START Extracted records

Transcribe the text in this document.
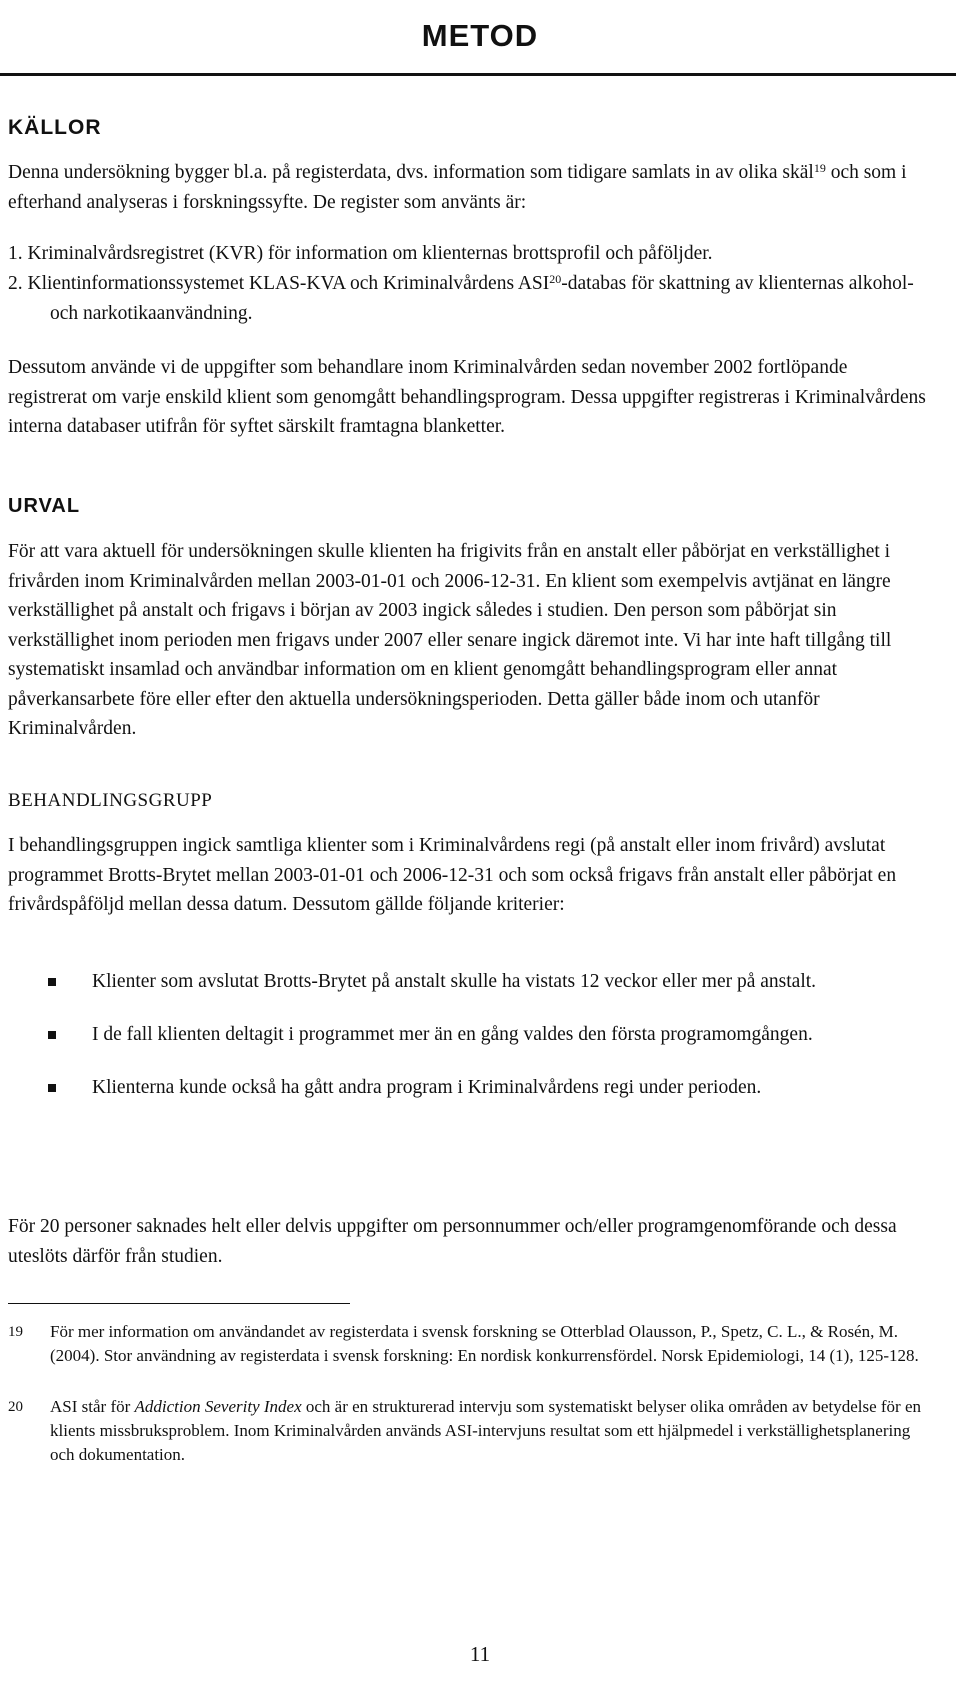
METOD
KÄLLOR

Denna undersökning bygger bl.a. på registerdata, dvs. information som tidigare samlats in av olika skäl$^{19}$ och som i efterhand analyseras i forskningssyfte. De register som använts är:

1. Kriminalvårdsregistret (KVR) för information om klienternas brottsprofil och påföljder.
2. Klientinformationssystemet KLAS-KVA och Kriminalvårdens ASI$^{20}$-databas för skattning av klienternas alkohol- och narkotikaanvändning.

Dessutom använde vi de uppgifter som behandlare inom Kriminalvården sedan november 2002 fortlöpande registrerat om varje enskild klient som genomgått behandlingsprogram. Dessa uppgifter registreras i Kriminalvårdens interna databaser utifrån för syftet särskilt framtagna blanketter.

URVAL

För att vara aktuell för undersökningen skulle klienten ha frigivits från en anstalt eller påbörjat en verkställighet i frivården inom Kriminalvården mellan 2003-01-01 och 2006-12-31. En klient som exempelvis avtjänat en längre verkställighet på anstalt och frigavs i början av 2003 ingick således i studien. Den person som påbörjat sin verkställighet inom perioden men frigavs under 2007 eller senare ingick däremot inte. Vi har inte haft tillgång till systematiskt insamlad och användbar information om en klient genomgått behandlingsprogram eller annat påverkansarbete före eller efter den aktuella undersökningsperioden. Detta gäller både inom och utanför Kriminalvården.

BEHANDLINGSGRUPP

I behandlingsgruppen ingick samtliga klienter som i Kriminalvårdens regi (på anstalt eller inom frivård) avslutat programmet Brotts-Brytet mellan 2003-01-01 och 2006-12-31 och som också frigavs från anstalt eller påbörjat en frivårdspåföljd mellan dessa datum. Dessutom gällde följande kriterier:

Klienter som avslutat Brotts-Brytet på anstalt skulle ha vistats 12 veckor eller mer på anstalt.
I de fall klienten deltagit i programmet mer än en gång valdes den första programomgången.
Klienterna kunde också ha gått andra program i Kriminalvårdens regi under perioden.

För 20 personer saknades helt eller delvis uppgifter om personnummer och/eller programgenomförande och dessa uteslöts därför från studien.

19	För mer information om användandet av registerdata i svensk forskning se Otterblad Olausson, P., Spetz, C. L., & Rosén, M. (2004). Stor användning av registerdata i svensk forskning: En nordisk konkurrensfördel. Norsk Epidemiologi, 14 (1), 125-128.

20	ASI står för Addiction Severity Index och är en strukturerad intervju som systematiskt belyser olika områden av betydelse för en klients missbruksproblem. Inom Kriminalvården används ASI-intervjuns resultat som ett hjälpmedel i verkställighetsplanering och dokumentation.

11
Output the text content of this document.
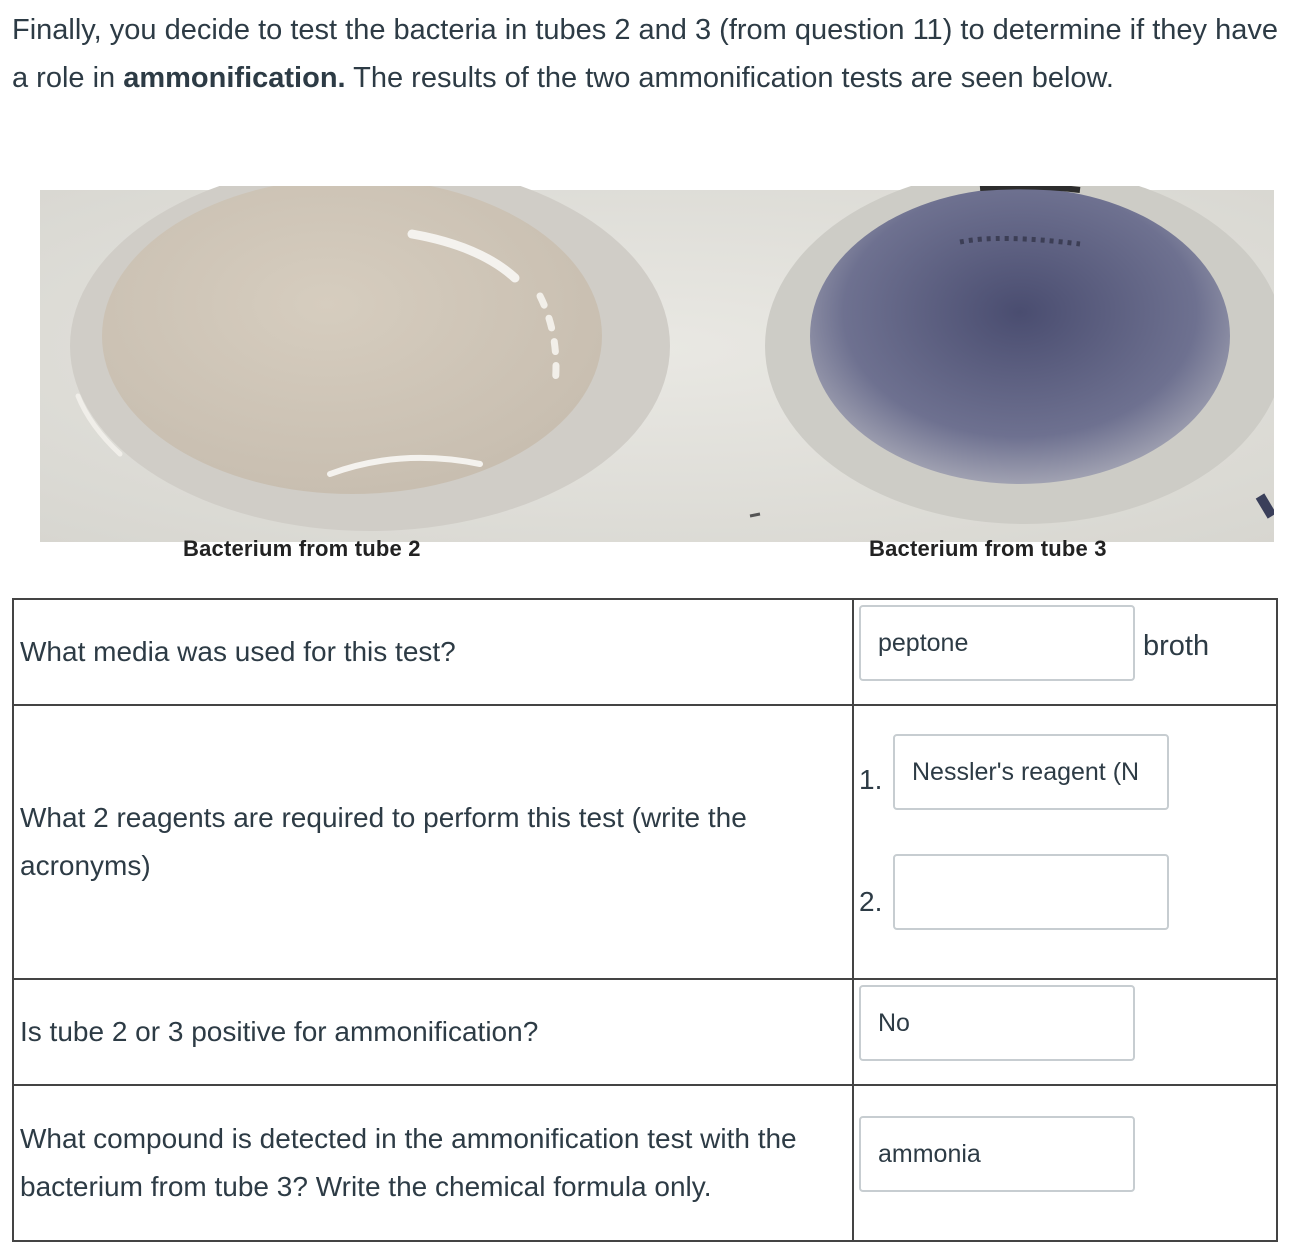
Finally, you decide to test the bacteria in tubes 2 and 3 (from question 11) to determine if they have a role in ammonification. The results of the two ammonification tests are seen below.
Bacterium from tube 2	Bacterium from tube 3
What media was used for this test?	peptone broth

What 2 reagents are required to perform this test (write the acronyms)	1. Nessler's reagent (N
2.

Is tube 2 or 3 positive for ammonification?	No

What compound is detected in the ammonification test with the bacterium from tube 3? Write the chemical formula only.	ammonia
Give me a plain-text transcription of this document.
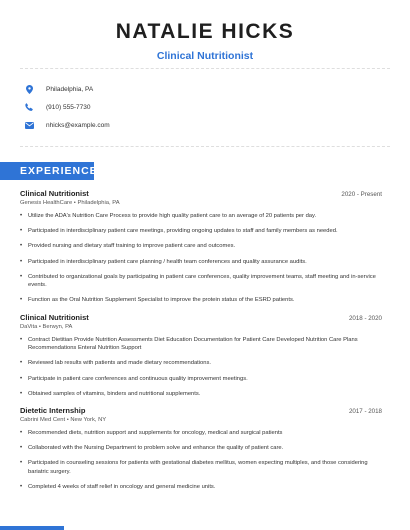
NATALIE HICKS
Clinical Nutritionist
Philadelphia, PA
(910) 555-7730
nhicks@example.com
EXPERIENCE
Clinical Nutritionist	2020 - Present
Genesis HealthCare • Philadelphia, PA
• Utilize the ADA's Nutrition Care Process to provide high quality patient care to an average of 20 patients per day.
• Participated in interdisciplinary patient care meetings, providing ongoing updates to staff and family members as needed.
• Provided nursing and dietary staff training to improve patient care and outcomes.
• Participated in interdisciplinary patient care planning / health team conferences and quality assurance audits.
• Contributed to organizational goals by participating in patient care conferences, quality improvement teams, staff meeting and in-service events.
• Function as the Oral Nutrition Supplement Specialist to improve the protein status of the ESRD patients.
Clinical Nutritionist	2018 - 2020
DaVita • Berwyn, PA
• Contract Dietitian Provide Nutrition Assessments Diet Education Documentation for Patient Care Developed Nutrition Care Plans Recommendations Enteral Nutrition Support
• Reviewed lab results with patients and made dietary recommendations.
• Participate in patient care conferences and continuous quality improvement meetings.
• Obtained samples of vitamins, binders and nutritional supplements.
Dietetic Internship	2017 - 2018
Cabrini Med Cent • New York, NY
• Recommended diets, nutrition support and supplements for oncology, medical and surgical patients
• Collaborated with the Nursing Department to problem solve and enhance the quality of patient care.
• Participated in counseling sessions for patients with gestational diabetes mellitus, women expecting multiples, and those considering bariatric surgery.
• Completed 4 weeks of staff relief in oncology and general medicine units.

END Extracted records

From the entries above, copy each line holding "också".

I behandlingsgruppen ingick samtliga klienter som i Kriminalvårdens regi (på anstalt eller inom frivård) avslutat programmet Brotts-Brytet mellan 2003-01-01 och 2006-12-31 och som också frigavs från anstalt eller påbörjat en frivårdspåföljd mellan dessa datum. Dessutom gällde följande kriterier:
Klienterna kunde också ha gått andra program i Kriminalvårdens regi under perioden.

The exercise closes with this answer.